What is needed: Every line that includes the word "Water" is to be listed.

--- Begin ---

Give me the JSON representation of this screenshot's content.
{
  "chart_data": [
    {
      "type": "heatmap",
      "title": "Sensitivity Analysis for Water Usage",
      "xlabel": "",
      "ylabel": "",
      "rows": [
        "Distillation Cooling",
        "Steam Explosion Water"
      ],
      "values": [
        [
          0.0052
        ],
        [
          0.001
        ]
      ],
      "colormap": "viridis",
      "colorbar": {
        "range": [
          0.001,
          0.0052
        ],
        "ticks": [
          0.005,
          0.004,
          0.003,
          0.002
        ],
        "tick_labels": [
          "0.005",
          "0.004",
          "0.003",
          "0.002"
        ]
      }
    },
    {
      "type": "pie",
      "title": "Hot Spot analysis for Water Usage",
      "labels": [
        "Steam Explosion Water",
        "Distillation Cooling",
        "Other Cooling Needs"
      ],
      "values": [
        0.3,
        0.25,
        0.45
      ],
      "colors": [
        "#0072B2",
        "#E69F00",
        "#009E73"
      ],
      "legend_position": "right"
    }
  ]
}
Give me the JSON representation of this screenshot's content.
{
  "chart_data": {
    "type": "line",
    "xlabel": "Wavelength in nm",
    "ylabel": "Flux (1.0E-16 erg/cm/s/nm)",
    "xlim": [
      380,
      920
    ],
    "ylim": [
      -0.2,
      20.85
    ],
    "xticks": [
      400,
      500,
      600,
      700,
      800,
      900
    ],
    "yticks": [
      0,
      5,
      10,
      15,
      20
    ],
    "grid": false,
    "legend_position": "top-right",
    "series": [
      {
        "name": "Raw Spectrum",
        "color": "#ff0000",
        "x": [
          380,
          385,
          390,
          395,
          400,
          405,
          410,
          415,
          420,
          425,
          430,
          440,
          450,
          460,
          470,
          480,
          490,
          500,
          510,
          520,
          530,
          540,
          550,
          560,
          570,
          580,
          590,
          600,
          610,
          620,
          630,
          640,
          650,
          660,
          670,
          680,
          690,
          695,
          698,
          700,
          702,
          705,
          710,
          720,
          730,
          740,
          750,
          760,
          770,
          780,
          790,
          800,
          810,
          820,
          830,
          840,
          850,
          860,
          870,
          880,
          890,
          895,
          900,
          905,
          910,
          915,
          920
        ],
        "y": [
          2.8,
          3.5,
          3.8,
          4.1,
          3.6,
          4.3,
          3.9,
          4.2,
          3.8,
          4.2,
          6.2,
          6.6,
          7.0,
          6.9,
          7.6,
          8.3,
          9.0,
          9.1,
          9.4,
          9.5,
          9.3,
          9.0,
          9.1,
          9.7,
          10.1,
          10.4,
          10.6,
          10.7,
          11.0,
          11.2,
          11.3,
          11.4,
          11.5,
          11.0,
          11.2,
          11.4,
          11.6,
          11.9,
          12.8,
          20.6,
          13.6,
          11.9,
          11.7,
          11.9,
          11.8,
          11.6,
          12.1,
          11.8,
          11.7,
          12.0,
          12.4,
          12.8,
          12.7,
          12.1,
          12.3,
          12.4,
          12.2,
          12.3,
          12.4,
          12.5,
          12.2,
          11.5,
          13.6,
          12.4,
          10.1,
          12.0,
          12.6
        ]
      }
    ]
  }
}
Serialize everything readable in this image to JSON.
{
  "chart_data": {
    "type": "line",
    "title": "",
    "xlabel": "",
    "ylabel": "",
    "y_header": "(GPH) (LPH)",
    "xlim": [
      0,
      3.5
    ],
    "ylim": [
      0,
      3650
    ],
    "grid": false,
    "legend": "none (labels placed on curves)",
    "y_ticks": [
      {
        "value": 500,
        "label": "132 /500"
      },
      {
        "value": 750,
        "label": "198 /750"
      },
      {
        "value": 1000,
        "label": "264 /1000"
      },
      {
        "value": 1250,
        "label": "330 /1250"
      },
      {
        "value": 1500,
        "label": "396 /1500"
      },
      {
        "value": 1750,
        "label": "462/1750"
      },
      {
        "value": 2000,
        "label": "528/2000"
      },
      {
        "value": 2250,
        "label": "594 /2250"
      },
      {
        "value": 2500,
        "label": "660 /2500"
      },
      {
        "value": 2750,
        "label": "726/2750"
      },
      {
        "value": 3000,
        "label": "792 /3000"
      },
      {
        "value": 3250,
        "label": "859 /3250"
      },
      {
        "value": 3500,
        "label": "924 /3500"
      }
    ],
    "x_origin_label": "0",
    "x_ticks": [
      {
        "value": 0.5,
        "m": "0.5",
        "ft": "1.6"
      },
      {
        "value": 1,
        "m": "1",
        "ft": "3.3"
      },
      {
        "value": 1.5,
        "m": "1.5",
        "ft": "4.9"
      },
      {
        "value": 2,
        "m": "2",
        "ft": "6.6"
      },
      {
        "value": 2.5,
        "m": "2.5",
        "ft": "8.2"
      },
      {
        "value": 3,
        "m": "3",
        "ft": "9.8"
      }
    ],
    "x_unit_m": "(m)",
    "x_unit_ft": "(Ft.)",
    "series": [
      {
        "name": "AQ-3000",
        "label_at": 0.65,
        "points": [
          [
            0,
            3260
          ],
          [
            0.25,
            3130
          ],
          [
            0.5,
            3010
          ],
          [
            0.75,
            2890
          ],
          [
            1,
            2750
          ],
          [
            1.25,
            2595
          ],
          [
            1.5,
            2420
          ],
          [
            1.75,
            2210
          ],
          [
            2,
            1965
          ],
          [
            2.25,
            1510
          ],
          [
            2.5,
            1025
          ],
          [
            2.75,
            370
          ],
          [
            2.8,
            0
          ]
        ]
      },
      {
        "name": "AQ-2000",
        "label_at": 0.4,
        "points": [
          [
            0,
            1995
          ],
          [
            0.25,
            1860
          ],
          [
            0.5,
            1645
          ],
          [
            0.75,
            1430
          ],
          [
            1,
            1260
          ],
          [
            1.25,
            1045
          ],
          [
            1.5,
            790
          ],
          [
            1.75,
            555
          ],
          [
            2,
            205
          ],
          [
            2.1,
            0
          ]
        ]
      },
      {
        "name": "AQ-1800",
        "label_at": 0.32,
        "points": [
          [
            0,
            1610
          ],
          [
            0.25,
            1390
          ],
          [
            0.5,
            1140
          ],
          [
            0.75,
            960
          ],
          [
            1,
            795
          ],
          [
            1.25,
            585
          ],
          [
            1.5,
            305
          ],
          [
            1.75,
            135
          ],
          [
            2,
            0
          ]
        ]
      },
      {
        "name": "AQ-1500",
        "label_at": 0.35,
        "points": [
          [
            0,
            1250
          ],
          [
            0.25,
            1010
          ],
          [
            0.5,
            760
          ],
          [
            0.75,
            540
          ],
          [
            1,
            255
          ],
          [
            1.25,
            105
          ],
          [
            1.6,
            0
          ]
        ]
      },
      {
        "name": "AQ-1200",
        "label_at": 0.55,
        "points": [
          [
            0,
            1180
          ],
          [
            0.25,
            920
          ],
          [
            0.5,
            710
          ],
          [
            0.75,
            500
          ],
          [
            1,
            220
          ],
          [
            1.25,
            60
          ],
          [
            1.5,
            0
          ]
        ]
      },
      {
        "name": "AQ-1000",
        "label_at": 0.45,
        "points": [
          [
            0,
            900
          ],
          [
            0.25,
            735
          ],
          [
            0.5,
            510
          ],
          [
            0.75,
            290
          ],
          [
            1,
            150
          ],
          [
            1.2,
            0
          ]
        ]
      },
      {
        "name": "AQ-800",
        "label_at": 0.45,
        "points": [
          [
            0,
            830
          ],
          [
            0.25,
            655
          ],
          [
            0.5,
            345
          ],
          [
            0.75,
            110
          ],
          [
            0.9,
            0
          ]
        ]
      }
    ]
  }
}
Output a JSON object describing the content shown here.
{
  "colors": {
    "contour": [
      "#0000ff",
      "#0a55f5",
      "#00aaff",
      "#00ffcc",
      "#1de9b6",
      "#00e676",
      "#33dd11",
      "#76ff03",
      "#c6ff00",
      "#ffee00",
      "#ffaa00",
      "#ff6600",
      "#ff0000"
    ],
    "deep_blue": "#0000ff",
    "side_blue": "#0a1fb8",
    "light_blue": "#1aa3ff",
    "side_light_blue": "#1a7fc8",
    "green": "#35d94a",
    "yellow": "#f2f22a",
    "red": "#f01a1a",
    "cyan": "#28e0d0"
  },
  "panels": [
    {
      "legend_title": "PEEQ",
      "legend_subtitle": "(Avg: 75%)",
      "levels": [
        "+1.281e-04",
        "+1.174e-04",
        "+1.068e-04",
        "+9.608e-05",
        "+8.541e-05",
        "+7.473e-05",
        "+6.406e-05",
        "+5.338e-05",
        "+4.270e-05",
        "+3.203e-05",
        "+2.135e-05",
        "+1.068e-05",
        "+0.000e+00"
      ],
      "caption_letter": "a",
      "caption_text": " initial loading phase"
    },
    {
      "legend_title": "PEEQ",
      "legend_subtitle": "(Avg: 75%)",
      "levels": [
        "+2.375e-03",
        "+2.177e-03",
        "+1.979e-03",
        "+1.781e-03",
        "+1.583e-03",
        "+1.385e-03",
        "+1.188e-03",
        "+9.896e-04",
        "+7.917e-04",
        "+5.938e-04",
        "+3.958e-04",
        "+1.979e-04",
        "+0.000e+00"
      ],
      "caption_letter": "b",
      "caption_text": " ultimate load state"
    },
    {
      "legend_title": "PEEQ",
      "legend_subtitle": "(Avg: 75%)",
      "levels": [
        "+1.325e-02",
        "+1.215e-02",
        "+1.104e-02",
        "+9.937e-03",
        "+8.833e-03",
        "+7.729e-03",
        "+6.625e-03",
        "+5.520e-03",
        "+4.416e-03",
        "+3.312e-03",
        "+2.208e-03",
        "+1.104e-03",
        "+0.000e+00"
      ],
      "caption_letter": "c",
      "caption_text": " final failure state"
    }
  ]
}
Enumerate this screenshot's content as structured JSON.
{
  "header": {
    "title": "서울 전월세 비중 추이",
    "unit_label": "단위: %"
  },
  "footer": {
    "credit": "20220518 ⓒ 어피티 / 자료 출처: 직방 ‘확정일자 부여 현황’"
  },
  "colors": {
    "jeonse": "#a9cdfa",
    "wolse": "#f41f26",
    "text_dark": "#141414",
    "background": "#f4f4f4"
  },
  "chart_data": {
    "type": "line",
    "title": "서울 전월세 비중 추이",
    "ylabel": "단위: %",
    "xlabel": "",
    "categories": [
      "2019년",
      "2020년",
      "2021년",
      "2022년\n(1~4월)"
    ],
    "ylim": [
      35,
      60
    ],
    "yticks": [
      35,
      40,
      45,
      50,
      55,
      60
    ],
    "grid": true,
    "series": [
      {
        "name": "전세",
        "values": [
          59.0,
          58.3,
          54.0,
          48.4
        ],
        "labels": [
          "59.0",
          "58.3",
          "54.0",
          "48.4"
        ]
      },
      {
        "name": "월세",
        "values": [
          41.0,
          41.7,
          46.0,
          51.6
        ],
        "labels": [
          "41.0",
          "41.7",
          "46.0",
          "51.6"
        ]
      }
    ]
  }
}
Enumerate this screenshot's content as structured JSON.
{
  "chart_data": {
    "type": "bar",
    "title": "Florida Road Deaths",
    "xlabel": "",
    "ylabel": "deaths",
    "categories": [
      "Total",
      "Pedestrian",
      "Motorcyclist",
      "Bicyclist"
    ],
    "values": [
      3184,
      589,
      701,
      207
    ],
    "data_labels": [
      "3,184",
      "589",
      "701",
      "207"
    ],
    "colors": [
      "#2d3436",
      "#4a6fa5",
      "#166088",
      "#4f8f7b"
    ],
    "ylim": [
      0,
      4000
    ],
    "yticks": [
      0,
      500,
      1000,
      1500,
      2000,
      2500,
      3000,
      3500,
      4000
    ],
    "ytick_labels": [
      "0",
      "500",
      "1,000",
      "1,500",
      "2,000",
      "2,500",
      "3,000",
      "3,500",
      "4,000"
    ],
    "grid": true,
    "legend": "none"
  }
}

--- End ---

Task result:
      "title": "Sensitivity Analysis for Water Usage",
        "Steam Explosion Water"
      "title": "Hot Spot analysis for Water Usage",
        "Steam Explosion Water",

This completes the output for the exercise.